▸ Task to complete
Select the lines that contain "image" and copy each of them.

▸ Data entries

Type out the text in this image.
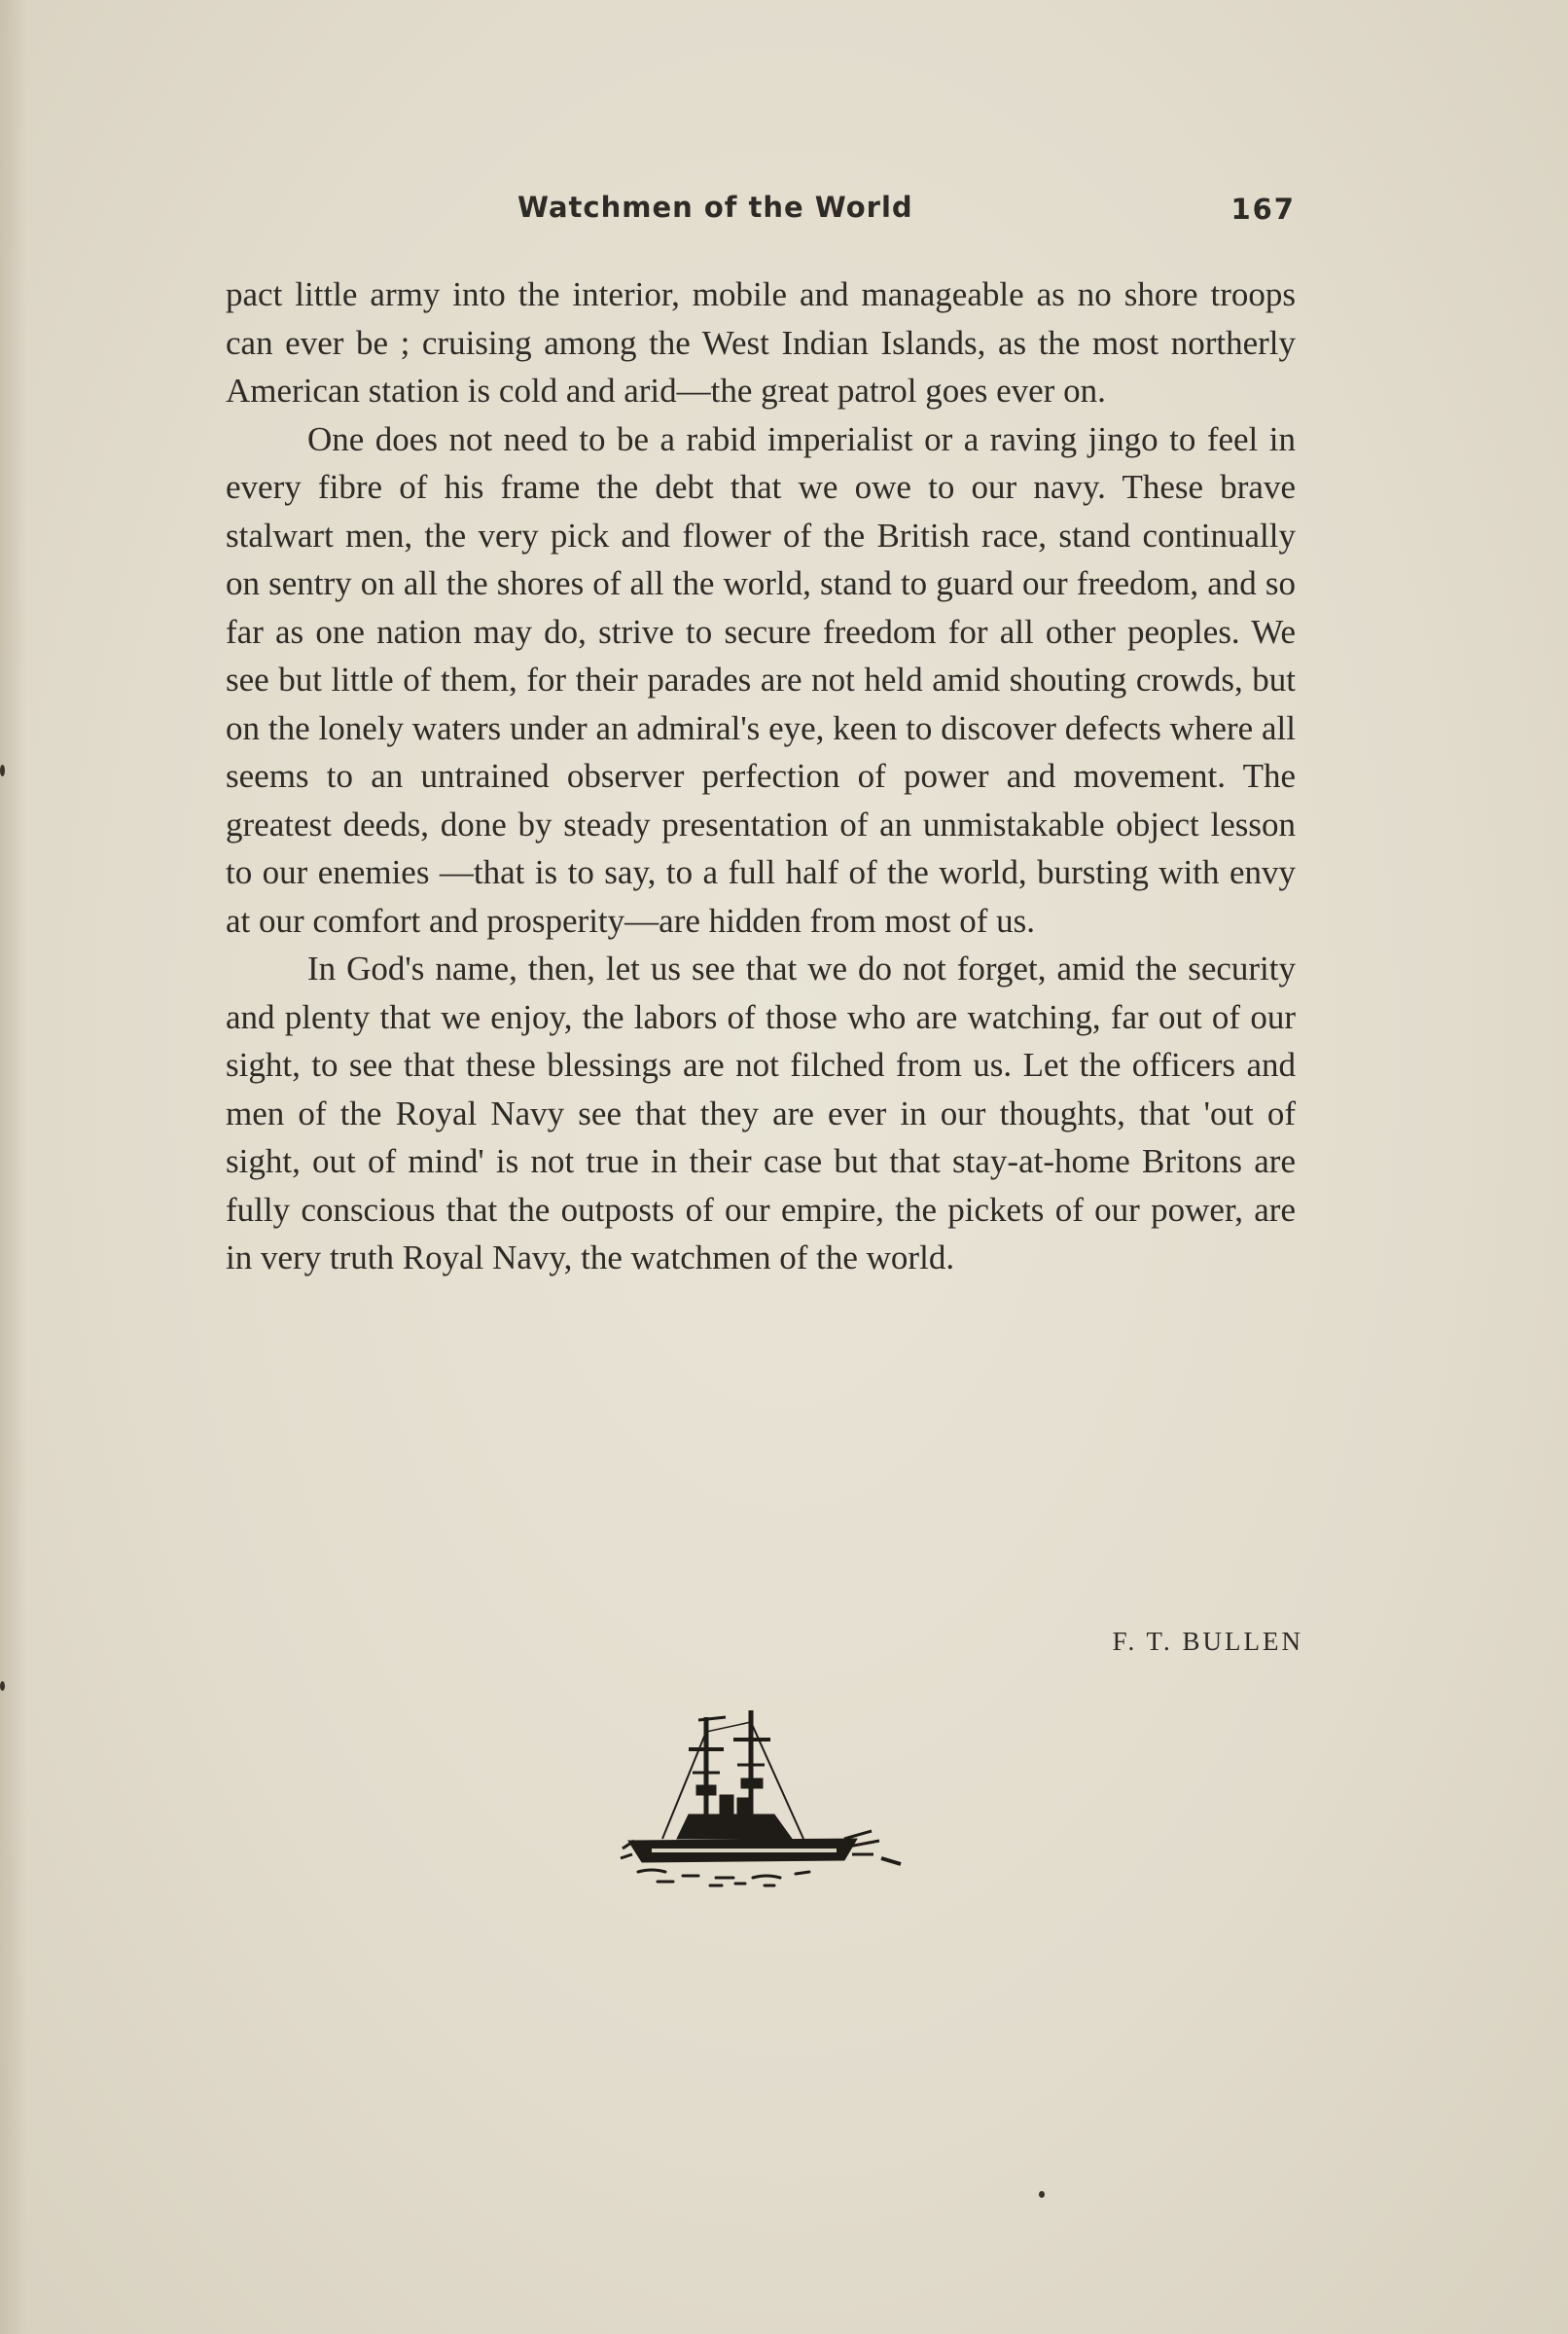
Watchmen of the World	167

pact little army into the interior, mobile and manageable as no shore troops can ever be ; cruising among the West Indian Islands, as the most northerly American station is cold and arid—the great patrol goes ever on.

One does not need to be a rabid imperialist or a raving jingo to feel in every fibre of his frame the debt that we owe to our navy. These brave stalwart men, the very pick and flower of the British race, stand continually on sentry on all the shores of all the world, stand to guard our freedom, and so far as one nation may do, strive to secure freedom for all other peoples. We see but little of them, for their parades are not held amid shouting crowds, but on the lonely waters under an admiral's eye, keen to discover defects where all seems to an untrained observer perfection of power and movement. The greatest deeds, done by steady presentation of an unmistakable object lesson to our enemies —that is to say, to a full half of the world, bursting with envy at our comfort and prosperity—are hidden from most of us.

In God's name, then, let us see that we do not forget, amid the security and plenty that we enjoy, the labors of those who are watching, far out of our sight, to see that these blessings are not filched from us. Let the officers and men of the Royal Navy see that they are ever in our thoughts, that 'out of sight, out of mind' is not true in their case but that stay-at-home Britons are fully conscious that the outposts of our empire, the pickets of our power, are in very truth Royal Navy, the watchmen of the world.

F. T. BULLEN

* * *

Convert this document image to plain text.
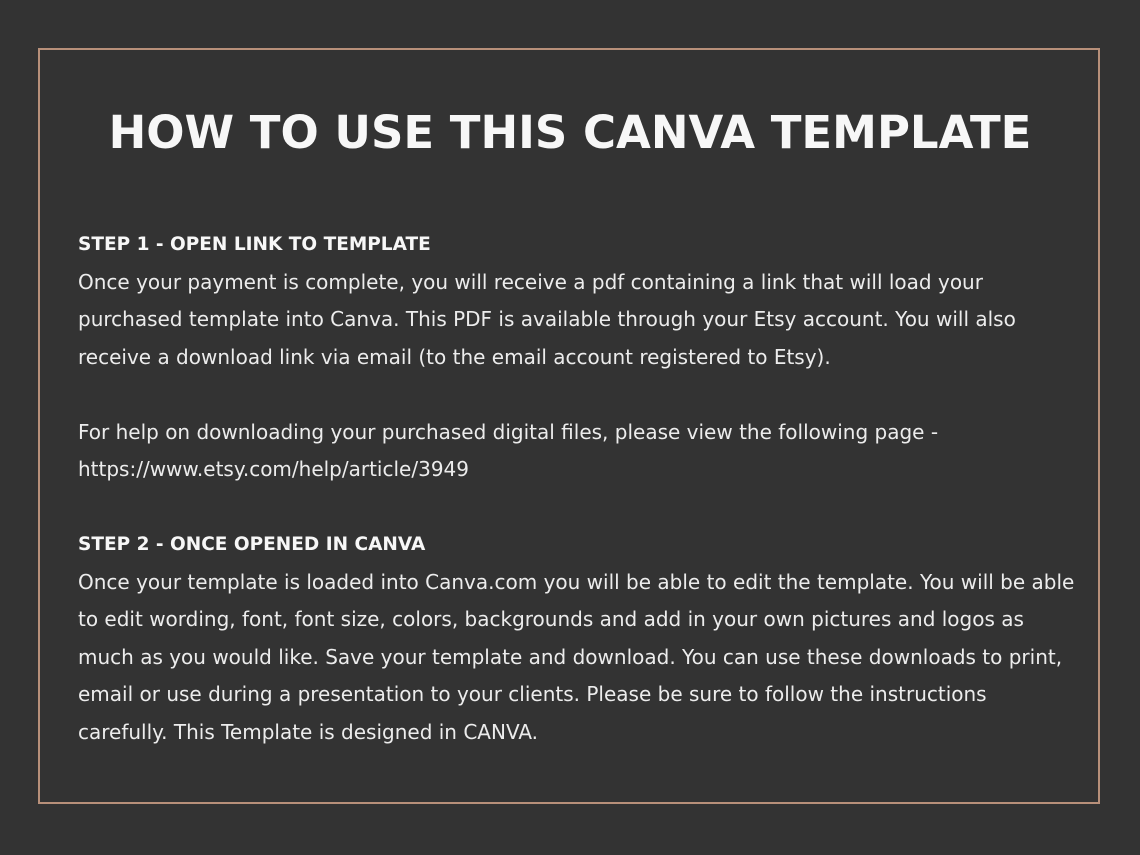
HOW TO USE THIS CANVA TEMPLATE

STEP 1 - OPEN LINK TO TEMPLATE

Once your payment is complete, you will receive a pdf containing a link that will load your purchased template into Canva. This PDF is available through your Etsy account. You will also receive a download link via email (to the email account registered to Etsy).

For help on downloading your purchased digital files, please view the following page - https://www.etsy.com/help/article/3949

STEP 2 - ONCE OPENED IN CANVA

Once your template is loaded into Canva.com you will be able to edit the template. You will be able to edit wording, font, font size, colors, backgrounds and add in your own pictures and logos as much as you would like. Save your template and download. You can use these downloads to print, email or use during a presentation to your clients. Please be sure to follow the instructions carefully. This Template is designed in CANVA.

▸ Answer for the task
Type out the text in this image.
Convert this document image to plain text.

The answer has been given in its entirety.